### 本文抜粋 ###

続編のジンクスを乗り越えた『ターミネーター2』

現在公開中の『ターミネーター2 3D』(2017年8月11日)は言わずと知れた『ターミネーター2』(1991)の3Dバージョンである。しかし、興味深いのはシリーズ第一作『ターミネーター』(1984)よりも続編の方が早く3D化されたことだろう。

事実、『ターミネーター2』は前作以上の興行成績と批評家受けを獲得した作品である。アーノルド・シュワルツェネッガー演じるアンドロイド、T-800の恐怖が前面に押し出された第一作に対し、『ターミネーター2』はハートフルな人間ドラマを盛り込み、広い観客層に愛される内容となった。もちろん、第一作の緊張感を愛する映画ファンも多いだろうが、少なくとも「ヒット作の続編は失敗する」というジンクスを乗り越えた好例といえるだろう。

そもそも、どうしてヒット作の続編はつまらないと言われ続けるのか?それには「続編映画の傑作」を見てみるのが一番だ。2016年、“ScreenRant”が発表した「史上最高の続編映画25本」の上位10本はこうなっていた。

1位『ゴッドファーザー PRATⅡ』(1974)
2位『スター・ウォーズ 帝国の逆襲』(1980)
3位『エイリアン2』(1986)
4位『ダークナイト』(2008)
5位『ターミネーター2』
6位『ビフォア・サンセット』(2004)
7位『スパイダーマン2』(2004)
8位『トイ・ストーリー2』(1999)
9位『X-MEN2』(2003)
10位『スタートレックII カーンの逆襲』(1982)

 2009年に英国エンンパイア誌が発表した「史上最高の続編映画50本」の上位10本は以下の通り。

1位『エイリアン2』(1986)
2位『ゴッドファーザー PRATⅡ』(1974)
3位『ターミネーター2』
4位 『トイ・ストーリー2』
5位『ダークナイト』(2008)
6位『スター・ウォーズ 帝国の逆襲』(1980)
7位「ボーン・スプレマシー」(2004)
8位『ビフォア・サンセット』(2004)
9位『スーパーマンⅡ冒険篇』(1981)
10位『死霊のはらわたⅡ』(1987)

なんと10本中7本が被っている。英米圏では「最高の続編映画」と言われれば、『ターミネーター2』のほか、『エイリアン2』や『ゴッドファーザー PARTⅡ』、『スター・ウォーズ/帝国の逆襲』は定番化しているようだ。

それでは、これらの続編映画に共通しているポイントを分析していきたい。なお、ここでいう続編とは「シリーズ第二作目」と定義する。そのため、個人的に偏愛する『ミッション:インポッシブル/ゴースト・プロトコル』(2011)や『LOGAN/ローガン』(2016)について語れないのは残念だ。

素晴らしい続編の条件その1:前作と同じキャストやスタッフが揃う

『ターミネーター2』は前作の10倍以上の予算を与えられた超大作だったが、監督・脚本ジェームズ・キャメロンに加え、アーノルド・シュワルツェネッガーやリンダ・ハミルトンといったメインキャストも続投している。

### データ一覧 ###

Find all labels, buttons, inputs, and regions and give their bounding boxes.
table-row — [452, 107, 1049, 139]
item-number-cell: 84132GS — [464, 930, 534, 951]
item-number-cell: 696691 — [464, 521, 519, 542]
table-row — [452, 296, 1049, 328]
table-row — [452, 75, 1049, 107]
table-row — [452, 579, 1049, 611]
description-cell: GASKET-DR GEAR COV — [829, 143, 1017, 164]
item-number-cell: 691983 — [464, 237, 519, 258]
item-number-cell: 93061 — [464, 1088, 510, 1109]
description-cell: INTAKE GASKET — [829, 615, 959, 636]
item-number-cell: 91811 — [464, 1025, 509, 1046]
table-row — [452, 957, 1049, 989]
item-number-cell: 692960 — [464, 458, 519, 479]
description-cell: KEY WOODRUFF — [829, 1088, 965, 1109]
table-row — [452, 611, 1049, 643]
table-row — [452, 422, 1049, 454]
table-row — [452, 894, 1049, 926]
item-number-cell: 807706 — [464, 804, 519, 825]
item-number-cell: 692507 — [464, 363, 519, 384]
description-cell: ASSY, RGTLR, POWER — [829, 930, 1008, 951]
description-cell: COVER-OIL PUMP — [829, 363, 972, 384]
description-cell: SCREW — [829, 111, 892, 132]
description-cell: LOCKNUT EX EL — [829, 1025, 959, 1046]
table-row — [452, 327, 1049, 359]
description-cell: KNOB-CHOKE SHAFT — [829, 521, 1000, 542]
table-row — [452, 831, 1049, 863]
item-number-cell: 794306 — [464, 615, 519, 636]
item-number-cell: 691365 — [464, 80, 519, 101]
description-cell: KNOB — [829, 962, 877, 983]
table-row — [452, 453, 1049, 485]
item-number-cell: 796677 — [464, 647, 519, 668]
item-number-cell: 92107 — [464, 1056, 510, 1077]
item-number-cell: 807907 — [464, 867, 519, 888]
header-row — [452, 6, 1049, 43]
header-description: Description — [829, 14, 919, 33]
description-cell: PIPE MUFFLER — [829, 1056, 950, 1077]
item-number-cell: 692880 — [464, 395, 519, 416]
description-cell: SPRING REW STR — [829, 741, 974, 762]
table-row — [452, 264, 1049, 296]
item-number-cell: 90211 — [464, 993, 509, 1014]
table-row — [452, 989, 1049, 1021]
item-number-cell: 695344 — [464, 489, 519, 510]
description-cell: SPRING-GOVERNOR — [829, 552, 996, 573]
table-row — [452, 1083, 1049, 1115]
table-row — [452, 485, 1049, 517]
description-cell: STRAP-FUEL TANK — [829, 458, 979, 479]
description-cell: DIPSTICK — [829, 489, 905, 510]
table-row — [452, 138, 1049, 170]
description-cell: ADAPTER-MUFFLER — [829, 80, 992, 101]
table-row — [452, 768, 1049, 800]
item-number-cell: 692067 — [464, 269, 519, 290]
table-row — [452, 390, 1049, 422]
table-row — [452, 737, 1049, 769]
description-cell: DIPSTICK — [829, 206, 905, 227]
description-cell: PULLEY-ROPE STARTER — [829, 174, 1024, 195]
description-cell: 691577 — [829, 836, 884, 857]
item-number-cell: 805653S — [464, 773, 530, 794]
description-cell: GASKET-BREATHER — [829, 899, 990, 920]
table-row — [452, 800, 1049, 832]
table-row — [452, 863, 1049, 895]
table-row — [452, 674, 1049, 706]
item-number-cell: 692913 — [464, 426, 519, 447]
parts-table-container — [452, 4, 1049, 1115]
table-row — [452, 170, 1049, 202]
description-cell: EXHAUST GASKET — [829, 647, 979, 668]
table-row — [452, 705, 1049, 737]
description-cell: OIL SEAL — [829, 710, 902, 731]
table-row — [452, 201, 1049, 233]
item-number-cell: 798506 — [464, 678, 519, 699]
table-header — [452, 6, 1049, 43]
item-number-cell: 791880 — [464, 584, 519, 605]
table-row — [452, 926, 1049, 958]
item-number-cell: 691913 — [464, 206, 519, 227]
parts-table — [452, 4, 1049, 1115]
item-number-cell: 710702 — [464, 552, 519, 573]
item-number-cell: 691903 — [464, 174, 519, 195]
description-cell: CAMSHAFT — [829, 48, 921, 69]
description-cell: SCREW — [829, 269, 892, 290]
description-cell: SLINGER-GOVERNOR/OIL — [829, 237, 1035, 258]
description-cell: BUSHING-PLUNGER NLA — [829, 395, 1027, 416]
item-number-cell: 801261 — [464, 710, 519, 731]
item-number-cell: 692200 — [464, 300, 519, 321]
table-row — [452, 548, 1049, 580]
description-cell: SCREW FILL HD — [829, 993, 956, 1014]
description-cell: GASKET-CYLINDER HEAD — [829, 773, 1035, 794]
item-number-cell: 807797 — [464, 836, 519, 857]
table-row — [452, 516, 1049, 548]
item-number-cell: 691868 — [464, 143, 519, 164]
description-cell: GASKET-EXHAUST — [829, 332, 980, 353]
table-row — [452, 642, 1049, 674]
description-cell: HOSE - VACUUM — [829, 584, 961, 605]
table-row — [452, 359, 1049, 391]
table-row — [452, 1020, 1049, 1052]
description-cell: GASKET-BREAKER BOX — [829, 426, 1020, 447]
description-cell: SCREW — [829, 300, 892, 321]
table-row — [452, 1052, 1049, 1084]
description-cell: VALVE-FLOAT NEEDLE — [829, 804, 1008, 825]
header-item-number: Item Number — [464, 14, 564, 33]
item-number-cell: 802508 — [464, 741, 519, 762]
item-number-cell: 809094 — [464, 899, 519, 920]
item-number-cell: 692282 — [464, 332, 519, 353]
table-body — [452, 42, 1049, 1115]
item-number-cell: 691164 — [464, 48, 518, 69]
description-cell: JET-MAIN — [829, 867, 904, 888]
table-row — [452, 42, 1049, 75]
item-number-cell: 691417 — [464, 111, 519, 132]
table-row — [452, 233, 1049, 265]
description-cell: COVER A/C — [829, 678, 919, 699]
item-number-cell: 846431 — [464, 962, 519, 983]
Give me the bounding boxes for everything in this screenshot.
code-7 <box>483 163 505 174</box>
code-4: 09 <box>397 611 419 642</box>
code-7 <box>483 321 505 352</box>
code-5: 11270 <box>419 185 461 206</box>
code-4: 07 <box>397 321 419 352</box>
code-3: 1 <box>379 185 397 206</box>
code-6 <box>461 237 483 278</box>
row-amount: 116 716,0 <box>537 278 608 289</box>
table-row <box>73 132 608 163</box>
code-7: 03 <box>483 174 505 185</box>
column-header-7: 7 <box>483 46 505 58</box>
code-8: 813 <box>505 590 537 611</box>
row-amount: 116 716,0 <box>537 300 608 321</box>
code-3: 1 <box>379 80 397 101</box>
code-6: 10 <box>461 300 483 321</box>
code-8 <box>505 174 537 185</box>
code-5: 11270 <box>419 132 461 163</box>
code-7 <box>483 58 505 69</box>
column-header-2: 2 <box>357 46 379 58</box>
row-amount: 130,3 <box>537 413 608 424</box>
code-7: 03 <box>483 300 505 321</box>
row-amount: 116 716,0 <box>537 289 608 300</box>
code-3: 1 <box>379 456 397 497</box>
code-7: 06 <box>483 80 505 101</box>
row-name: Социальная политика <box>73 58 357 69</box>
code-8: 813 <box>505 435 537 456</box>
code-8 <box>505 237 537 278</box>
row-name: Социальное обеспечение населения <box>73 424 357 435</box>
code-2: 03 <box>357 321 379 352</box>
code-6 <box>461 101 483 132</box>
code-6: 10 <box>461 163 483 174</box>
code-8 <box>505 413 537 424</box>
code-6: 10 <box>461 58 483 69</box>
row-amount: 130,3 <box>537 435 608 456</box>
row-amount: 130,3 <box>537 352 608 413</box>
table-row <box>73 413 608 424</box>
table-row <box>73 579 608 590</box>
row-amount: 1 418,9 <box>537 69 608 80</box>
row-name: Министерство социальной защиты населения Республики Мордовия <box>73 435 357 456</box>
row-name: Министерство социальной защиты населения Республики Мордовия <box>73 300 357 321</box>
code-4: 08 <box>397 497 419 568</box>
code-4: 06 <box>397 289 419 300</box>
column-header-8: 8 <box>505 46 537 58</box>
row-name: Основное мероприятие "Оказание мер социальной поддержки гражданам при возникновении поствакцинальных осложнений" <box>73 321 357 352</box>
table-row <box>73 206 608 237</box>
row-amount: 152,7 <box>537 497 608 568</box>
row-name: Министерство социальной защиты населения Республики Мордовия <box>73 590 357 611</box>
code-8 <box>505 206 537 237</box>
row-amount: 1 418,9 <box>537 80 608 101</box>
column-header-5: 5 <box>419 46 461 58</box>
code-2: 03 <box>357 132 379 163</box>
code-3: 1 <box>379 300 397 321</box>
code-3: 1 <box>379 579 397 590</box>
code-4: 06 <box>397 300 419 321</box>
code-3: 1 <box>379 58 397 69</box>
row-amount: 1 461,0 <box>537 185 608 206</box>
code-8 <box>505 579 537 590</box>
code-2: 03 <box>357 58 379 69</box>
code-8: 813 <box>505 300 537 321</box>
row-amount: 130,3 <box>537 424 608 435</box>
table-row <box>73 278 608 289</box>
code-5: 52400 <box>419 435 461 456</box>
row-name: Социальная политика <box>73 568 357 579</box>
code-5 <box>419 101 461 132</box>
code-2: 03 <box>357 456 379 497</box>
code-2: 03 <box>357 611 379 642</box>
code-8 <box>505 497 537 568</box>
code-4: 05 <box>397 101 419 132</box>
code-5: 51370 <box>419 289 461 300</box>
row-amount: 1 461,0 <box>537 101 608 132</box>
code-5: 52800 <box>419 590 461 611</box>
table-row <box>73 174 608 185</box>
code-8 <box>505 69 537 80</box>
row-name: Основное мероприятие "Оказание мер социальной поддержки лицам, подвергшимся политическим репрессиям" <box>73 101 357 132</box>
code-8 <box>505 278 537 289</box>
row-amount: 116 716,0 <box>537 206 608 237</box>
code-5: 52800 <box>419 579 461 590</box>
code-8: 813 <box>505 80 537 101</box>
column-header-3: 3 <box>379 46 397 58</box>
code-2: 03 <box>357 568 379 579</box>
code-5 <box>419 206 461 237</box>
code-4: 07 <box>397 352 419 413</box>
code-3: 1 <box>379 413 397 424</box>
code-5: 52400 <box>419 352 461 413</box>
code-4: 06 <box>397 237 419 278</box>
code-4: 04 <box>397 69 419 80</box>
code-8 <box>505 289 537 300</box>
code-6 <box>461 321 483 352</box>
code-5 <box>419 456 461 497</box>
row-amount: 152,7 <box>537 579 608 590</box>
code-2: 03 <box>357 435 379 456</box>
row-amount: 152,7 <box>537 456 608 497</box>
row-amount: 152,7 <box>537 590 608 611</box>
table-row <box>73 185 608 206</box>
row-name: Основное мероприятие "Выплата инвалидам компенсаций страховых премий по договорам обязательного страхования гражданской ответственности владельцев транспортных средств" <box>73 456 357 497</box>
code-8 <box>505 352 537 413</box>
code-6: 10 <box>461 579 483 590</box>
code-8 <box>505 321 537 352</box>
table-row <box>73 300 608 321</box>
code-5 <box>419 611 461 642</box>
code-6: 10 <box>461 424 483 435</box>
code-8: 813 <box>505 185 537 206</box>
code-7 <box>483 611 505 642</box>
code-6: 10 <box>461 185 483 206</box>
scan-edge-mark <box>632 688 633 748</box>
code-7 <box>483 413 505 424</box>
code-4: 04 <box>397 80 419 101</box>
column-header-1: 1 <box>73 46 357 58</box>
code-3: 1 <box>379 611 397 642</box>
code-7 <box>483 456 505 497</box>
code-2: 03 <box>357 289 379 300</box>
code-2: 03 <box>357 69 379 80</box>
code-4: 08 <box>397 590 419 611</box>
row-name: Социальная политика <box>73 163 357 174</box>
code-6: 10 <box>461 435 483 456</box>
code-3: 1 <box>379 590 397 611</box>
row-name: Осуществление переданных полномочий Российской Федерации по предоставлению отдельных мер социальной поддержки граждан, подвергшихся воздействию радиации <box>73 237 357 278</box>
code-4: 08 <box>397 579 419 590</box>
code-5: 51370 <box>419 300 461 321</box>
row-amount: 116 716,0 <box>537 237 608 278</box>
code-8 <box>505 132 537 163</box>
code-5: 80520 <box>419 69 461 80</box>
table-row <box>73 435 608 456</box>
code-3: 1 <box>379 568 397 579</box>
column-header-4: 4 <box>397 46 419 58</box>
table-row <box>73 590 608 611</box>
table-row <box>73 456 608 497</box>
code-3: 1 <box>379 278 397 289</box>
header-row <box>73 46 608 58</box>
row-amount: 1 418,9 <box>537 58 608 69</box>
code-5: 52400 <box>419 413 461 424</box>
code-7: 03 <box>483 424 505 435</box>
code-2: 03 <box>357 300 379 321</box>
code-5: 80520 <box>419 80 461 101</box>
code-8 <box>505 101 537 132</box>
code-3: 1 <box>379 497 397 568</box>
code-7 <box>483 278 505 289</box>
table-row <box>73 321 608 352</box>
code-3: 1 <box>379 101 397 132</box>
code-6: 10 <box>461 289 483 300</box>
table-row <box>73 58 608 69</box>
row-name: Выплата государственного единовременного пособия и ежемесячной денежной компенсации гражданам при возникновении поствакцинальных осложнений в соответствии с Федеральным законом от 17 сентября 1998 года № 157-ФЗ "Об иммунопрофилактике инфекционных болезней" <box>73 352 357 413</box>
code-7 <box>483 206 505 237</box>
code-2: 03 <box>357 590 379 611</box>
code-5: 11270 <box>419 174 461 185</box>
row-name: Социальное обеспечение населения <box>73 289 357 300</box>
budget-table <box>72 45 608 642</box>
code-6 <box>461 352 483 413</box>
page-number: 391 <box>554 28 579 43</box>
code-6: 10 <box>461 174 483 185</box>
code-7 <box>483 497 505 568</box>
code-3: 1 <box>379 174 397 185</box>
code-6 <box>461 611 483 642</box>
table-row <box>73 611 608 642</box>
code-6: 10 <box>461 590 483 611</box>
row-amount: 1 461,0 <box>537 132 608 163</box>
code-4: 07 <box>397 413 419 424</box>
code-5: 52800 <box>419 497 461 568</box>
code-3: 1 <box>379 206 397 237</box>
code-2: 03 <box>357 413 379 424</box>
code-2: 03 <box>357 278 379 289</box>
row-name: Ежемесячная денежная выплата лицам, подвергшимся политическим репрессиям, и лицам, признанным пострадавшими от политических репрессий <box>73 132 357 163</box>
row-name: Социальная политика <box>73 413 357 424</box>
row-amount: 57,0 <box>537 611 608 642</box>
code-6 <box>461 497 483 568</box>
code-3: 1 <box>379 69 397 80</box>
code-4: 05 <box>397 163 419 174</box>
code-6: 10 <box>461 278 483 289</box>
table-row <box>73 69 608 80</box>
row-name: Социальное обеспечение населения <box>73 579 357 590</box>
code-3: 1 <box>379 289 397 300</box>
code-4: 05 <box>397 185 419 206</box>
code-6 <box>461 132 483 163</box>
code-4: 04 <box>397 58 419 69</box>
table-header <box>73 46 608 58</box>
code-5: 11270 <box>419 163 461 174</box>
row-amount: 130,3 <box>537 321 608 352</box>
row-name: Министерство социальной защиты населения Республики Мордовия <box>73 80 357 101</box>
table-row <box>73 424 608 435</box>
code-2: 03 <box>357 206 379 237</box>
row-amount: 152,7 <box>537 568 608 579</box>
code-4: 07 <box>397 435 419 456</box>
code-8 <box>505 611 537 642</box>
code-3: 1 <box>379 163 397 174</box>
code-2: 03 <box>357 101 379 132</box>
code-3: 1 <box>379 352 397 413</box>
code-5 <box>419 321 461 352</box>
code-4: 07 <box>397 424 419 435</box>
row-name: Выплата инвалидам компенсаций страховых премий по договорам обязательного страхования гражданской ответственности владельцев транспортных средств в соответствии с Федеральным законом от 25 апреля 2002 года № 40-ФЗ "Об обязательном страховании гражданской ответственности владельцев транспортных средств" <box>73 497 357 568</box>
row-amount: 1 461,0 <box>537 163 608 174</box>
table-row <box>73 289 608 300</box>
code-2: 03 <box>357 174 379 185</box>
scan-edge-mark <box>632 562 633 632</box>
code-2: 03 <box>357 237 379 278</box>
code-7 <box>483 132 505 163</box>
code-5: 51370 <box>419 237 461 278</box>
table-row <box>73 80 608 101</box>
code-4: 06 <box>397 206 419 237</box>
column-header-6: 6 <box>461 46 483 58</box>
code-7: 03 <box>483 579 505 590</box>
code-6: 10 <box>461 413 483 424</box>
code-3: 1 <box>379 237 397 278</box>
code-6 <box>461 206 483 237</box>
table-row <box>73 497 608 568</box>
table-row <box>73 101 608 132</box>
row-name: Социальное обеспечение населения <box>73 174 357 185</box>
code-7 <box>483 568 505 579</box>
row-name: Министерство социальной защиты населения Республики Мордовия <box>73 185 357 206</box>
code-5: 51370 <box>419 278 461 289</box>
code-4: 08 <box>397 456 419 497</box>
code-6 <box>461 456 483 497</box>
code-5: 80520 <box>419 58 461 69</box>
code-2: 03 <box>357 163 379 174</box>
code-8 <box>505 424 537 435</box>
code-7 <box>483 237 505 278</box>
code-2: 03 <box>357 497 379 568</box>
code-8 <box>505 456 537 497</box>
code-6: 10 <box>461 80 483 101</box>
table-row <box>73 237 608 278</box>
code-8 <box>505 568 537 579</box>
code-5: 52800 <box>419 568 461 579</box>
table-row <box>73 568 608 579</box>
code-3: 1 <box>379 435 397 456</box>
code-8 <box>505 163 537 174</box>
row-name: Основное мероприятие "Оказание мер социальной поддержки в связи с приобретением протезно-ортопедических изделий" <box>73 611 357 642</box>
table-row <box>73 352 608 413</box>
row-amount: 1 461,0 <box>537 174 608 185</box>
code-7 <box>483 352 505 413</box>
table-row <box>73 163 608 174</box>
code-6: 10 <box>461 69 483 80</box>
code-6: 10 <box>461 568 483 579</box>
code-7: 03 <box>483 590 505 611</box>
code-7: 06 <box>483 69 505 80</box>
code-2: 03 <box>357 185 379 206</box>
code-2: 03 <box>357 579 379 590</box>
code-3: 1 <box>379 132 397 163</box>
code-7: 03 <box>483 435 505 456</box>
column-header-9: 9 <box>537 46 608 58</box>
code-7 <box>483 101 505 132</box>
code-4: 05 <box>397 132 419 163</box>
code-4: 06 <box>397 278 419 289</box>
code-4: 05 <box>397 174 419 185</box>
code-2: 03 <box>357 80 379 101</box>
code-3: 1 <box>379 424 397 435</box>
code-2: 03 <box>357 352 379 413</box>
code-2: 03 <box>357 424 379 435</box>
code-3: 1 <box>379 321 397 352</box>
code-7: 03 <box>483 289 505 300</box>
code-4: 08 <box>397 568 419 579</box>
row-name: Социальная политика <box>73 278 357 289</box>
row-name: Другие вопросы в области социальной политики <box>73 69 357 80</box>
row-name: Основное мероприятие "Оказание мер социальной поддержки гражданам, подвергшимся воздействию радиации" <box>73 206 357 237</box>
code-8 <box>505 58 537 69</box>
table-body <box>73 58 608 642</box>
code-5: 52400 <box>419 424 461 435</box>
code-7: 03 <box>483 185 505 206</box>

###

作業内容
a – 本文のうち、「そもそも、どうしてヒット作の」を含む語句で始まり「3位『エイリアン2』(1986)」で終わる部分を、一字も変えずに書き写しなさい。
b – 本文によると、2009年に発表された「史上最高の続編映画50本」で1位になった作品は何か。
データはここでは使用しない。

各課題の解答
a –
そもそも、どうしてヒット作の続編はつまらないと言われ続けるのか?それには「続編映画の傑作」を見てみるのが一番だ。2016年、“ScreenRant”が発表した「史上最高の続編映画25本」の上位10本はこうなっていた。

1位『ゴッドファーザー PRATⅡ』(1974)
2位『スター・ウォーズ 帝国の逆襲』(1980)
3位『エイリアン2』(1986)

b – 『エイリアン2』(1986)